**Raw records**
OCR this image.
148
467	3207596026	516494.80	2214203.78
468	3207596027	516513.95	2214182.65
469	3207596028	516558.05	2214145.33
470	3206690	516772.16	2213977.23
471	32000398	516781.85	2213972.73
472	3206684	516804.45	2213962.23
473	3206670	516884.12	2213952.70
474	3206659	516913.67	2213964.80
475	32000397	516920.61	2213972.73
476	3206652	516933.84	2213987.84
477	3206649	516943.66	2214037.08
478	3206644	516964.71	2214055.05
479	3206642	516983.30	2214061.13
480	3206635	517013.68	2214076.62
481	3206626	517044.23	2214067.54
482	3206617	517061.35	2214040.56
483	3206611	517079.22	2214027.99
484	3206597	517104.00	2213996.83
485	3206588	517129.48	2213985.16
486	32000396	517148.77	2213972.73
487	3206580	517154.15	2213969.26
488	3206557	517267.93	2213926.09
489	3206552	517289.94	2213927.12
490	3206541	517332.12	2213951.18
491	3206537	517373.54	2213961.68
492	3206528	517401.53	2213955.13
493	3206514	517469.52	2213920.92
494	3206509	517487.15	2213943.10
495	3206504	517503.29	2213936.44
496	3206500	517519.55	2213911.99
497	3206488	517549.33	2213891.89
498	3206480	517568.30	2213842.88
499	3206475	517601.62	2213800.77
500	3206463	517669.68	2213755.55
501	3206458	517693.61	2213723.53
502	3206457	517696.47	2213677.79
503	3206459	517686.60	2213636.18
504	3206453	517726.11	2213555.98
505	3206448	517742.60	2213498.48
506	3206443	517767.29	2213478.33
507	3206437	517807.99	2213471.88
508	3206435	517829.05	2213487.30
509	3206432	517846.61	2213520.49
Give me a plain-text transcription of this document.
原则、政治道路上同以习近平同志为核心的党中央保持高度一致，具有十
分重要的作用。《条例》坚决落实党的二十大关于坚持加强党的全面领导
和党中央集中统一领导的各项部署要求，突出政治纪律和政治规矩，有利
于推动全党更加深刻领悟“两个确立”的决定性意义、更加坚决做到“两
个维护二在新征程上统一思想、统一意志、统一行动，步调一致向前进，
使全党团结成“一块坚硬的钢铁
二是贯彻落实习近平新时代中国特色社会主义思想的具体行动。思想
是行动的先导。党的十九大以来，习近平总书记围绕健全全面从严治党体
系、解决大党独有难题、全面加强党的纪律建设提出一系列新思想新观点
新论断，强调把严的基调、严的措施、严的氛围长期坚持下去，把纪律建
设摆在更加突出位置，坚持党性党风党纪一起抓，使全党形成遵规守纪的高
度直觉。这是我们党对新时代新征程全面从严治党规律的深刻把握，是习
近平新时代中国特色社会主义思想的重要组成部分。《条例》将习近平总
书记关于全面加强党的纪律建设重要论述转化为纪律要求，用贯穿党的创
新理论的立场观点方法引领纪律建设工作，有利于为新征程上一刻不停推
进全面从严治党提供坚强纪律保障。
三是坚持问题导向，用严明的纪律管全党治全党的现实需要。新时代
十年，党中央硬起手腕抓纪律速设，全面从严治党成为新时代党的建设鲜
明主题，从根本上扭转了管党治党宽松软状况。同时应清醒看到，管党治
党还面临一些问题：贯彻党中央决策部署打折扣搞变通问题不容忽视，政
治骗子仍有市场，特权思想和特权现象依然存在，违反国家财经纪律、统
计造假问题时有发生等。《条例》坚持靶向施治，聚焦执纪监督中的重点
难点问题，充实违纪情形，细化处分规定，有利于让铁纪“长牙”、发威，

**BRIEF**
Every record above needs to be repeated word for word.

**COMPLETE RESPONSE**
OCR this image.
148
467	3207596026	516494.80	2214203.78
468	3207596027	516513.95	2214182.65
469	3207596028	516558.05	2214145.33
470	3206690	516772.16	2213977.23
471	32000398	516781.85	2213972.73
472	3206684	516804.45	2213962.23
473	3206670	516884.12	2213952.70
474	3206659	516913.67	2213964.80
475	32000397	516920.61	2213972.73
476	3206652	516933.84	2213987.84
477	3206649	516943.66	2214037.08
478	3206644	516964.71	2214055.05
479	3206642	516983.30	2214061.13
480	3206635	517013.68	2214076.62
481	3206626	517044.23	2214067.54
482	3206617	517061.35	2214040.56
483	3206611	517079.22	2214027.99
484	3206597	517104.00	2213996.83
485	3206588	517129.48	2213985.16
486	32000396	517148.77	2213972.73
487	3206580	517154.15	2213969.26
488	3206557	517267.93	2213926.09
489	3206552	517289.94	2213927.12
490	3206541	517332.12	2213951.18
491	3206537	517373.54	2213961.68
492	3206528	517401.53	2213955.13
493	3206514	517469.52	2213920.92
494	3206509	517487.15	2213943.10
495	3206504	517503.29	2213936.44
496	3206500	517519.55	2213911.99
497	3206488	517549.33	2213891.89
498	3206480	517568.30	2213842.88
499	3206475	517601.62	2213800.77
500	3206463	517669.68	2213755.55
501	3206458	517693.61	2213723.53
502	3206457	517696.47	2213677.79
503	3206459	517686.60	2213636.18
504	3206453	517726.11	2213555.98
505	3206448	517742.60	2213498.48
506	3206443	517767.29	2213478.33
507	3206437	517807.99	2213471.88
508	3206435	517829.05	2213487.30
509	3206432	517846.61	2213520.49
Give me a plain-text transcription of this document.
原则、政治道路上同以习近平同志为核心的党中央保持高度一致，具有十
分重要的作用。《条例》坚决落实党的二十大关于坚持加强党的全面领导
和党中央集中统一领导的各项部署要求，突出政治纪律和政治规矩，有利
于推动全党更加深刻领悟“两个确立”的决定性意义、更加坚决做到“两
个维护二在新征程上统一思想、统一意志、统一行动，步调一致向前进，
使全党团结成“一块坚硬的钢铁
二是贯彻落实习近平新时代中国特色社会主义思想的具体行动。思想
是行动的先导。党的十九大以来，习近平总书记围绕健全全面从严治党体
系、解决大党独有难题、全面加强党的纪律建设提出一系列新思想新观点
新论断，强调把严的基调、严的措施、严的氛围长期坚持下去，把纪律建
设摆在更加突出位置，坚持党性党风党纪一起抓，使全党形成遵规守纪的高
度直觉。这是我们党对新时代新征程全面从严治党规律的深刻把握，是习
近平新时代中国特色社会主义思想的重要组成部分。《条例》将习近平总
书记关于全面加强党的纪律建设重要论述转化为纪律要求，用贯穿党的创
新理论的立场观点方法引领纪律建设工作，有利于为新征程上一刻不停推
进全面从严治党提供坚强纪律保障。
三是坚持问题导向，用严明的纪律管全党治全党的现实需要。新时代
十年，党中央硬起手腕抓纪律速设，全面从严治党成为新时代党的建设鲜
明主题，从根本上扭转了管党治党宽松软状况。同时应清醒看到，管党治
党还面临一些问题：贯彻党中央决策部署打折扣搞变通问题不容忽视，政
治骗子仍有市场，特权思想和特权现象依然存在，违反国家财经纪律、统
计造假问题时有发生等。《条例》坚持靶向施治，聚焦执纪监督中的重点
难点问题，充实违纪情形，细化处分规定，有利于让铁纪“长牙”、发威，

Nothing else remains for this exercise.